> _What is expected_
Reproduce all the lines below exactly and omit the images.

> _Dataset extract_

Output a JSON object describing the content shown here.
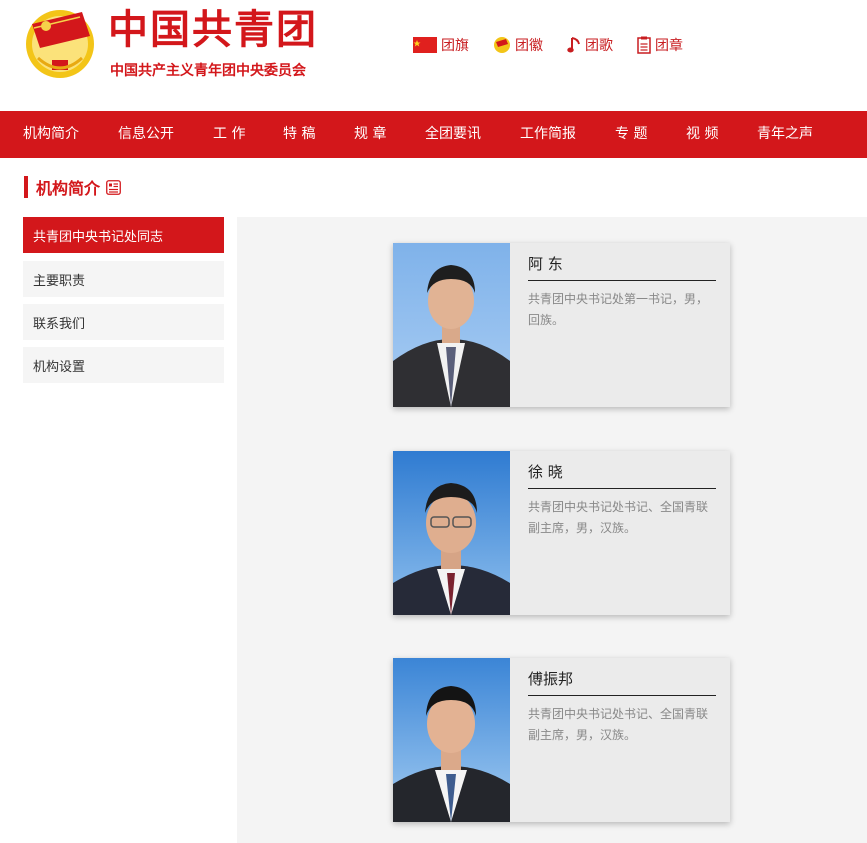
{
  "header": {
    "title": "中国共青团",
    "subtitle": "中国共产主义青年团中央委员会",
    "links": [
      {
        "label": "团旗",
        "icon": "flag-icon"
      },
      {
        "label": "团徽",
        "icon": "emblem-icon"
      },
      {
        "label": "团歌",
        "icon": "music-note-icon"
      },
      {
        "label": "团章",
        "icon": "document-icon"
      }
    ]
  },
  "nav": {
    "items": [
      "机构简介",
      "信息公开",
      "工 作",
      "特 稿",
      "规 章",
      "全团要讯",
      "工作简报",
      "专 题",
      "视 频",
      "青年之声"
    ]
  },
  "section": {
    "title": "机构简介"
  },
  "sidebar": {
    "items": [
      {
        "label": "共青团中央书记处同志",
        "active": true
      },
      {
        "label": "主要职责",
        "active": false
      },
      {
        "label": "联系我们",
        "active": false
      },
      {
        "label": "机构设置",
        "active": false
      }
    ]
  },
  "cards": [
    {
      "name": "阿 东",
      "desc": "共青团中央书记处第一书记，男，回族。"
    },
    {
      "name": "徐 晓",
      "desc": "共青团中央书记处书记、全国青联副主席，男，汉族。"
    },
    {
      "name": "傅振邦",
      "desc": "共青团中央书记处书记、全国青联副主席，男，汉族。"
    }
  ],
  "colors": {
    "brand_red": "#d3171b",
    "card_bg": "#ebebeb",
    "panel_bg": "#f4f4f4"
  }
}
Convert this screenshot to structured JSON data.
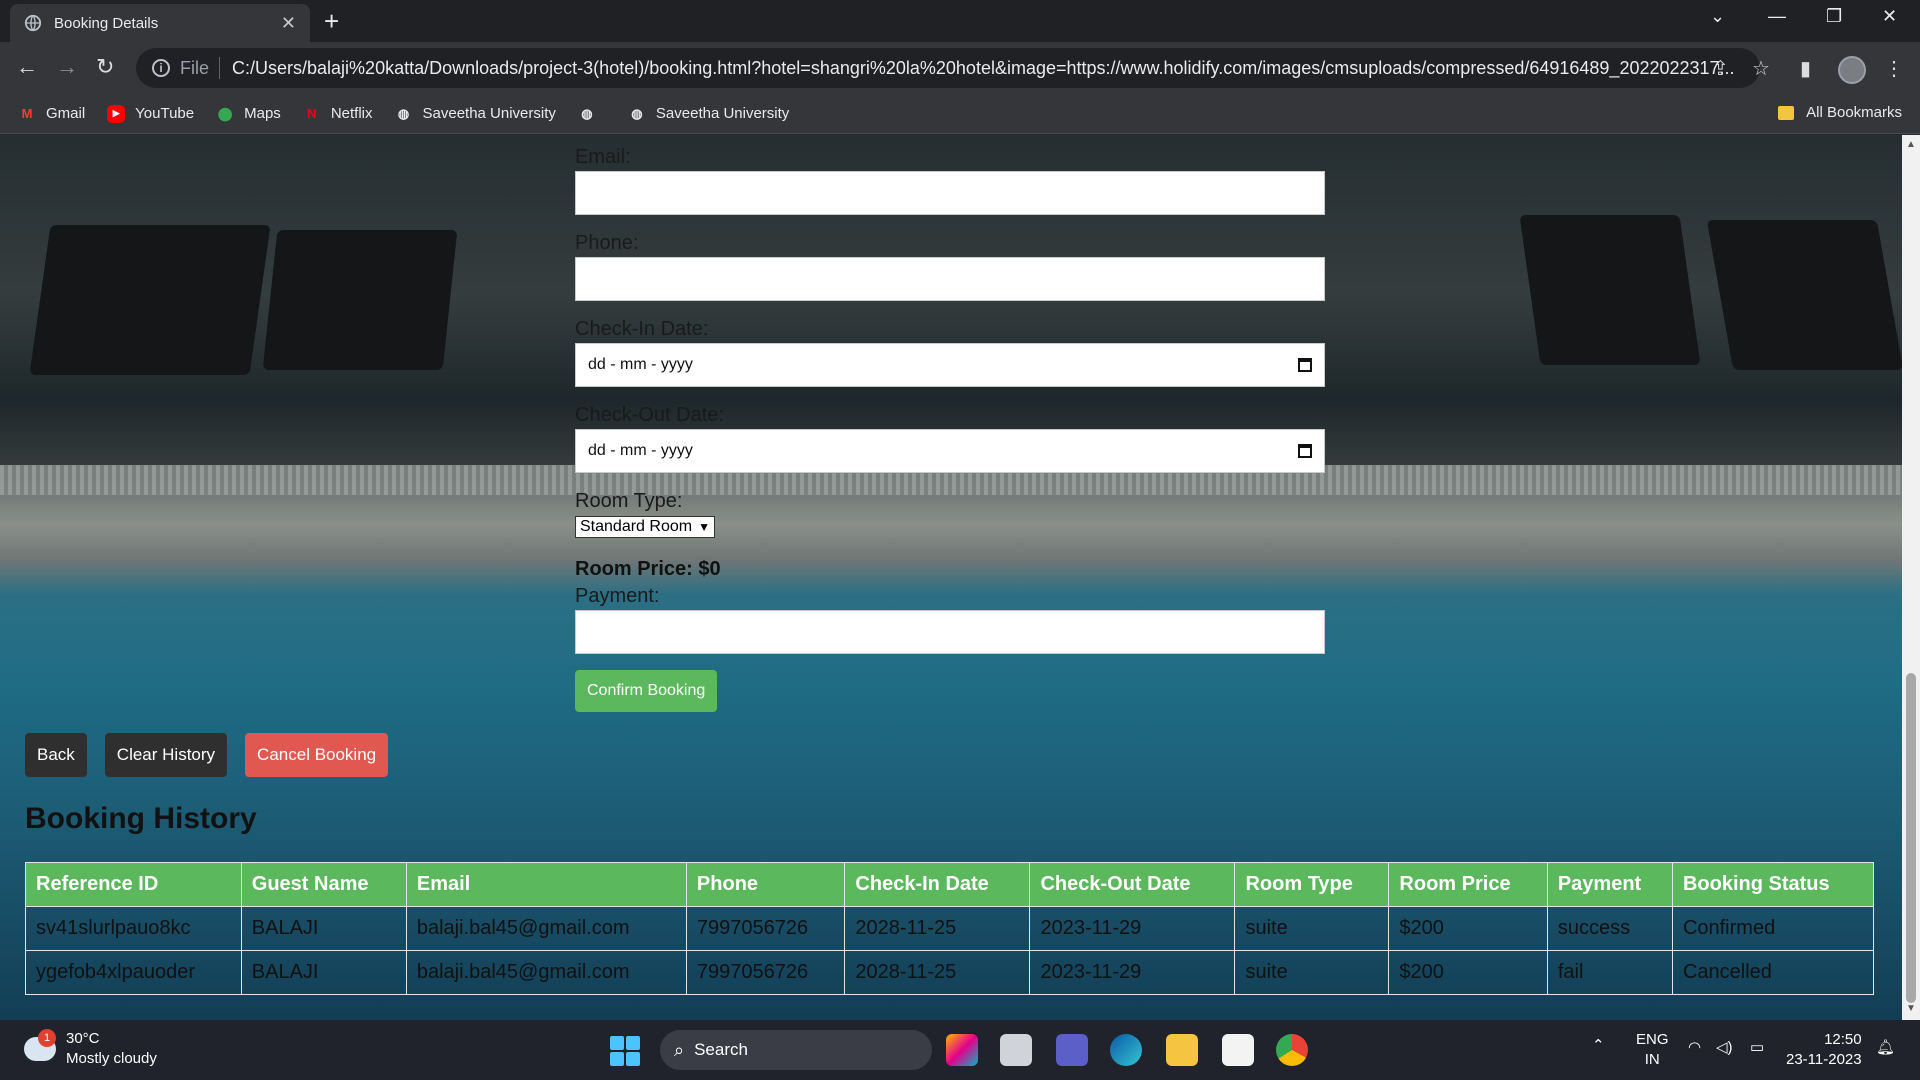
{
  "browser": {
    "tab_title": "Booking Details",
    "url_scheme": "File",
    "url": "C:/Users/balaji%20katta/Downloads/project-3(hotel)/booking.html?hotel=shangri%20la%20hotel&image=https://www.holidify.com/images/cmsuploads/compressed/64916489_2022022317...",
    "bookmarks": [
      "Gmail",
      "YouTube",
      "Maps",
      "Netflix",
      "Saveetha University",
      "Saveetha University"
    ],
    "all_bookmarks": "All Bookmarks"
  },
  "form": {
    "email_label": "Email:",
    "phone_label": "Phone:",
    "checkin_label": "Check-In Date:",
    "checkin_placeholder": "dd - mm - yyyy",
    "checkout_label": "Check-Out Date:",
    "checkout_placeholder": "dd - mm - yyyy",
    "room_type_label": "Room Type:",
    "room_type_value": "Standard Room",
    "room_price": "Room Price: $0",
    "payment_label": "Payment:",
    "confirm_label": "Confirm Booking"
  },
  "actions": {
    "back": "Back",
    "clear_history": "Clear History",
    "cancel_booking": "Cancel Booking"
  },
  "history": {
    "title": "Booking History",
    "columns": [
      "Reference ID",
      "Guest Name",
      "Email",
      "Phone",
      "Check-In Date",
      "Check-Out Date",
      "Room Type",
      "Room Price",
      "Payment",
      "Booking Status"
    ],
    "rows": [
      [
        "sv41slurlpauo8kc",
        "BALAJI",
        "balaji.bal45@gmail.com",
        "7997056726",
        "2028-11-25",
        "2023-11-29",
        "suite",
        "$200",
        "success",
        "Confirmed"
      ],
      [
        "ygefob4xlpauoder",
        "BALAJI",
        "balaji.bal45@gmail.com",
        "7997056726",
        "2028-11-25",
        "2023-11-29",
        "suite",
        "$200",
        "fail",
        "Cancelled"
      ]
    ]
  },
  "taskbar": {
    "weather_badge": "1",
    "temperature": "30°C",
    "condition": "Mostly cloudy",
    "search": "Search",
    "lang_top": "ENG",
    "lang_bottom": "IN",
    "time": "12:50",
    "date": "23-11-2023"
  },
  "colors": {
    "accent_green": "#5cb85c",
    "cancel_red": "#e0584f",
    "dark_button": "#2f2f2f"
  }
}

> _Answer to this problem_
Output a JSON object describing the content shown here.
{
  "header": {
    "title": "中国共青团",
    "subtitle": "中国共产主义青年团中央委员会",
    "links": [
      {
        "label": "团旗",
        "icon": "flag-icon"
      },
      {
        "label": "团徽",
        "icon": "emblem-icon"
      },
      {
        "label": "团歌",
        "icon": "music-note-icon"
      },
      {
        "label": "团章",
        "icon": "document-icon"
      }
    ]
  },
  "nav": {
    "items": [
      "机构简介",
      "信息公开",
      "工 作",
      "特 稿",
      "规 章",
      "全团要讯",
      "工作简报",
      "专 题",
      "视 频",
      "青年之声"
    ]
  },
  "section": {
    "title": "机构简介"
  },
  "sidebar": {
    "items": [
      {
        "label": "共青团中央书记处同志",
        "active": true
      },
      {
        "label": "主要职责",
        "active": false
      },
      {
        "label": "联系我们",
        "active": false
      },
      {
        "label": "机构设置",
        "active": false
      }
    ]
  },
  "cards": [
    {
      "name": "阿 东",
      "desc": "共青团中央书记处第一书记，男，回族。"
    },
    {
      "name": "徐 晓",
      "desc": "共青团中央书记处书记、全国青联副主席，男，汉族。"
    },
    {
      "name": "傅振邦",
      "desc": "共青团中央书记处书记、全国青联副主席，男，汉族。"
    }
  ],
  "colors": {
    "brand_red": "#d3171b",
    "card_bg": "#ebebeb",
    "panel_bg": "#f4f4f4"
  }
}
Convert this screenshot to structured JSON data.
{
  "browser": {
    "tab_title": "Booking Details",
    "url_scheme": "File",
    "url": "C:/Users/balaji%20katta/Downloads/project-3(hotel)/booking.html?hotel=shangri%20la%20hotel&image=https://www.holidify.com/images/cmsuploads/compressed/64916489_2022022317...",
    "bookmarks": [
      "Gmail",
      "YouTube",
      "Maps",
      "Netflix",
      "Saveetha University",
      "Saveetha University"
    ],
    "all_bookmarks": "All Bookmarks"
  },
  "form": {
    "email_label": "Email:",
    "phone_label": "Phone:",
    "checkin_label": "Check-In Date:",
    "checkin_placeholder": "dd - mm - yyyy",
    "checkout_label": "Check-Out Date:",
    "checkout_placeholder": "dd - mm - yyyy",
    "room_type_label": "Room Type:",
    "room_type_value": "Standard Room",
    "room_price": "Room Price: $0",
    "payment_label": "Payment:",
    "confirm_label": "Confirm Booking"
  },
  "actions": {
    "back": "Back",
    "clear_history": "Clear History",
    "cancel_booking": "Cancel Booking"
  },
  "history": {
    "title": "Booking History",
    "columns": [
      "Reference ID",
      "Guest Name",
      "Email",
      "Phone",
      "Check-In Date",
      "Check-Out Date",
      "Room Type",
      "Room Price",
      "Payment",
      "Booking Status"
    ],
    "rows": [
      [
        "sv41slurlpauo8kc",
        "BALAJI",
        "balaji.bal45@gmail.com",
        "7997056726",
        "2028-11-25",
        "2023-11-29",
        "suite",
        "$200",
        "success",
        "Confirmed"
      ],
      [
        "ygefob4xlpauoder",
        "BALAJI",
        "balaji.bal45@gmail.com",
        "7997056726",
        "2028-11-25",
        "2023-11-29",
        "suite",
        "$200",
        "fail",
        "Cancelled"
      ]
    ]
  },
  "taskbar": {
    "weather_badge": "1",
    "temperature": "30°C",
    "condition": "Mostly cloudy",
    "search": "Search",
    "lang_top": "ENG",
    "lang_bottom": "IN",
    "time": "12:50",
    "date": "23-11-2023"
  },
  "colors": {
    "accent_green": "#5cb85c",
    "cancel_red": "#e0584f",
    "dark_button": "#2f2f2f"
  }
}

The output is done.